## SHORT EXERCISE
Repeat what the lines below say, word for word, and skip every image.

## EXCERPTED DATA
'''

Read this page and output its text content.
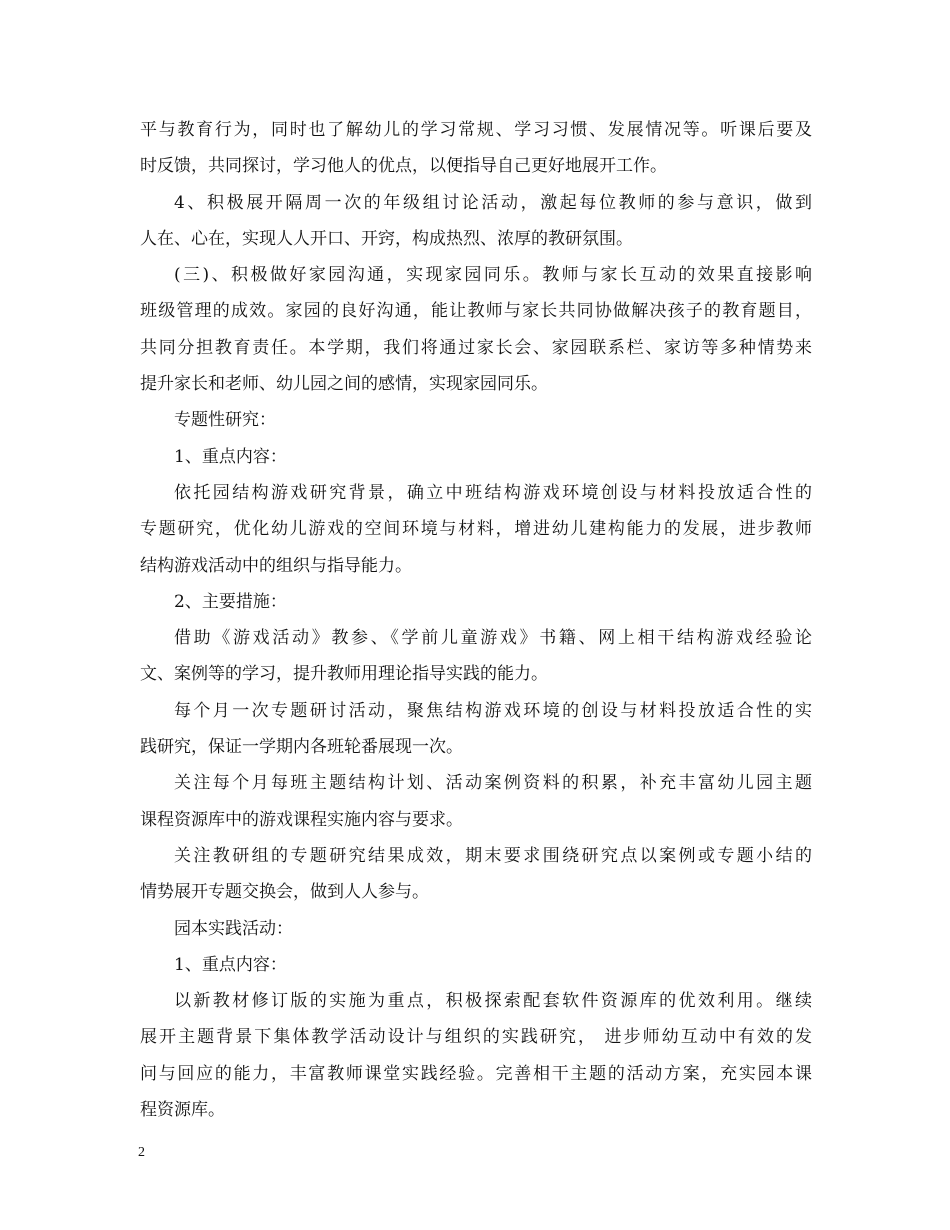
平与教育行为，同时也了解幼儿的学习常规、学习习惯、发展情况等。听课后要及
时反馈，共同探讨，学习他人的优点，以便指导自己更好地展开工作。
4、积极展开隔周一次的年级组讨论活动，激起每位教师的参与意识，做到
人在、心在，实现人人开口、开窍，构成热烈、浓厚的教研氛围。
(三)、积极做好家园沟通，实现家园同乐。教师与家长互动的效果直接影响
班级管理的成效。家园的良好沟通，能让教师与家长共同协做解决孩子的教育题目，
共同分担教育责任。本学期，我们将通过家长会、家园联系栏、家访等多种情势来
提升家长和老师、幼儿园之间的感情，实现家园同乐。
专题性研究：
1、重点内容：
依托园结构游戏研究背景，确立中班结构游戏环境创设与材料投放适合性的
专题研究，优化幼儿游戏的空间环境与材料，增进幼儿建构能力的发展，进步教师
结构游戏活动中的组织与指导能力。
2、主要措施：
借助《游戏活动》教参、《学前儿童游戏》书籍、网上相干结构游戏经验论
文、案例等的学习，提升教师用理论指导实践的能力。
每个月一次专题研讨活动，聚焦结构游戏环境的创设与材料投放适合性的实
践研究，保证一学期内各班轮番展现一次。
关注每个月每班主题结构计划、活动案例资料的积累，补充丰富幼儿园主题
课程资源库中的游戏课程实施内容与要求。
关注教研组的专题研究结果成效，期末要求围绕研究点以案例或专题小结的
情势展开专题交换会，做到人人参与。
园本实践活动：
1、重点内容：
以新教材修订版的实施为重点，积极探索配套软件资源库的优效利用。继续
展开主题背景下集体教学活动设计与组织的实践研究， 进步师幼互动中有效的发
问与回应的能力，丰富教师课堂实践经验。完善相干主题的活动方案，充实园本课
程资源库。
2
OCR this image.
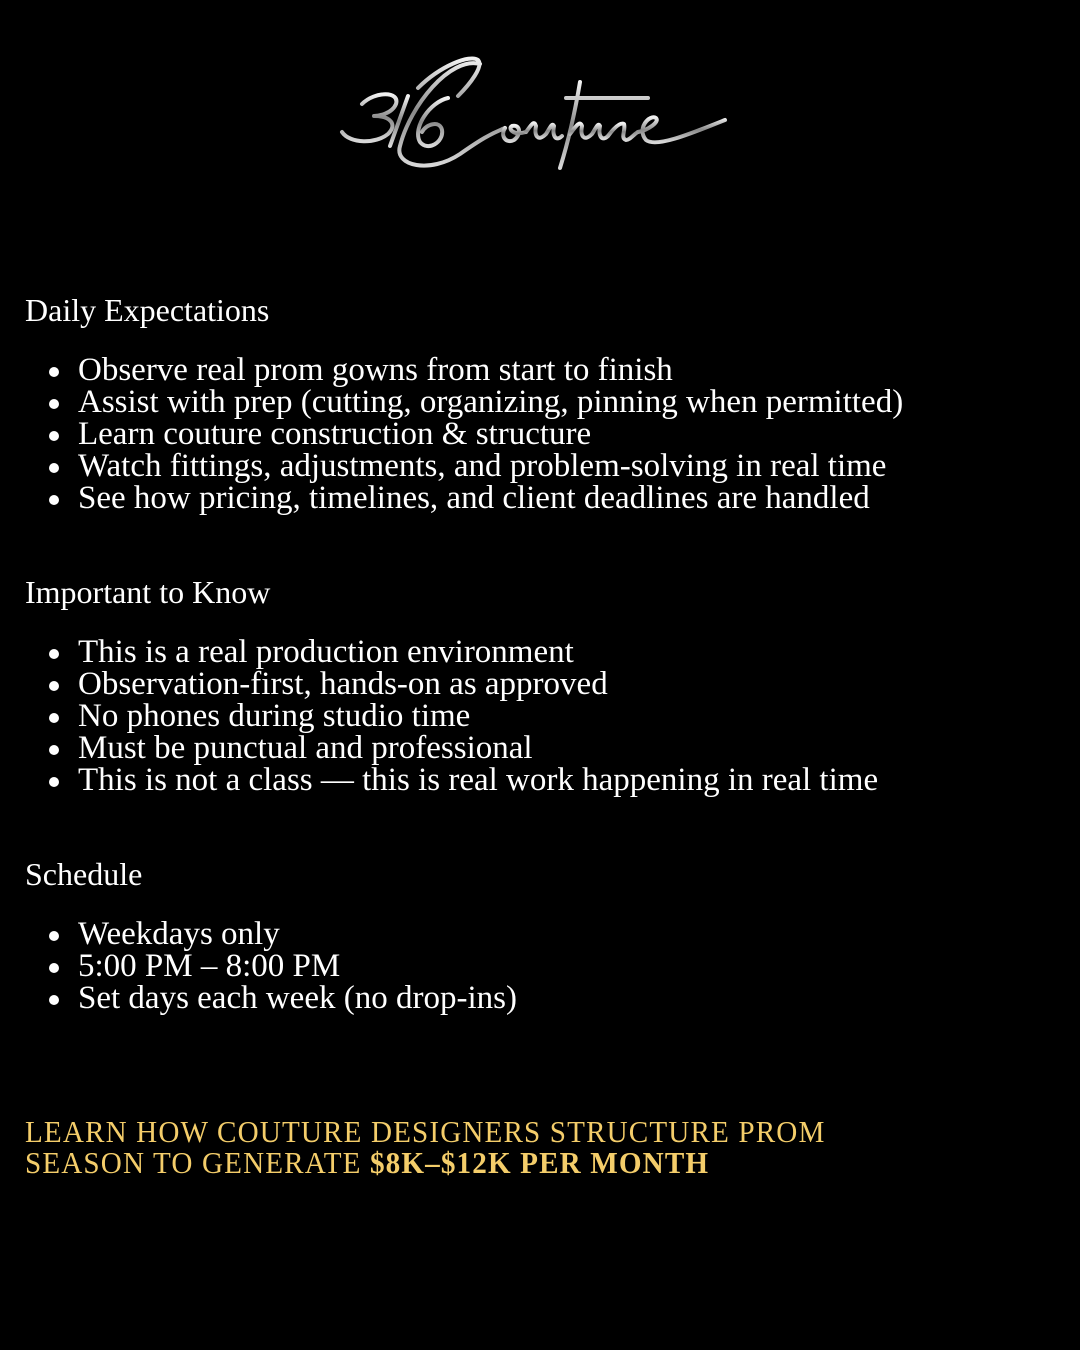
Daily Expectations
Observe real prom gowns from start to finish
Assist with prep (cutting, organizing, pinning when permitted)
Learn couture construction & structure
Watch fittings, adjustments, and problem-solving in real time
See how pricing, timelines, and client deadlines are handled
Important to Know
This is a real production environment
Observation-first, hands-on as approved
No phones during studio time
Must be punctual and professional
This is not a class — this is real work happening in real time
Schedule
Weekdays only
5:00 PM – 8:00 PM
Set days each week (no drop-ins)
LEARN HOW COUTURE DESIGNERS STRUCTURE PROM
SEASON TO GENERATE $8K–$12K PER MONTH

'''

## ANSWER IN FULL
Read this page and output its text content.
平与教育行为，同时也了解幼儿的学习常规、学习习惯、发展情况等。听课后要及
时反馈，共同探讨，学习他人的优点，以便指导自己更好地展开工作。
4、积极展开隔周一次的年级组讨论活动，激起每位教师的参与意识，做到
人在、心在，实现人人开口、开窍，构成热烈、浓厚的教研氛围。
(三)、积极做好家园沟通，实现家园同乐。教师与家长互动的效果直接影响
班级管理的成效。家园的良好沟通，能让教师与家长共同协做解决孩子的教育题目，
共同分担教育责任。本学期，我们将通过家长会、家园联系栏、家访等多种情势来
提升家长和老师、幼儿园之间的感情，实现家园同乐。
专题性研究：
1、重点内容：
依托园结构游戏研究背景，确立中班结构游戏环境创设与材料投放适合性的
专题研究，优化幼儿游戏的空间环境与材料，增进幼儿建构能力的发展，进步教师
结构游戏活动中的组织与指导能力。
2、主要措施：
借助《游戏活动》教参、《学前儿童游戏》书籍、网上相干结构游戏经验论
文、案例等的学习，提升教师用理论指导实践的能力。
每个月一次专题研讨活动，聚焦结构游戏环境的创设与材料投放适合性的实
践研究，保证一学期内各班轮番展现一次。
关注每个月每班主题结构计划、活动案例资料的积累，补充丰富幼儿园主题
课程资源库中的游戏课程实施内容与要求。
关注教研组的专题研究结果成效，期末要求围绕研究点以案例或专题小结的
情势展开专题交换会，做到人人参与。
园本实践活动：
1、重点内容：
以新教材修订版的实施为重点，积极探索配套软件资源库的优效利用。继续
展开主题背景下集体教学活动设计与组织的实践研究， 进步师幼互动中有效的发
问与回应的能力，丰富教师课堂实践经验。完善相干主题的活动方案，充实园本课
程资源库。
2
OCR this image.
Daily Expectations
Observe real prom gowns from start to finish
Assist with prep (cutting, organizing, pinning when permitted)
Learn couture construction & structure
Watch fittings, adjustments, and problem-solving in real time
See how pricing, timelines, and client deadlines are handled
Important to Know
This is a real production environment
Observation-first, hands-on as approved
No phones during studio time
Must be punctual and professional
This is not a class — this is real work happening in real time
Schedule
Weekdays only
5:00 PM – 8:00 PM
Set days each week (no drop-ins)
LEARN HOW COUTURE DESIGNERS STRUCTURE PROM
SEASON TO GENERATE $8K–$12K PER MONTH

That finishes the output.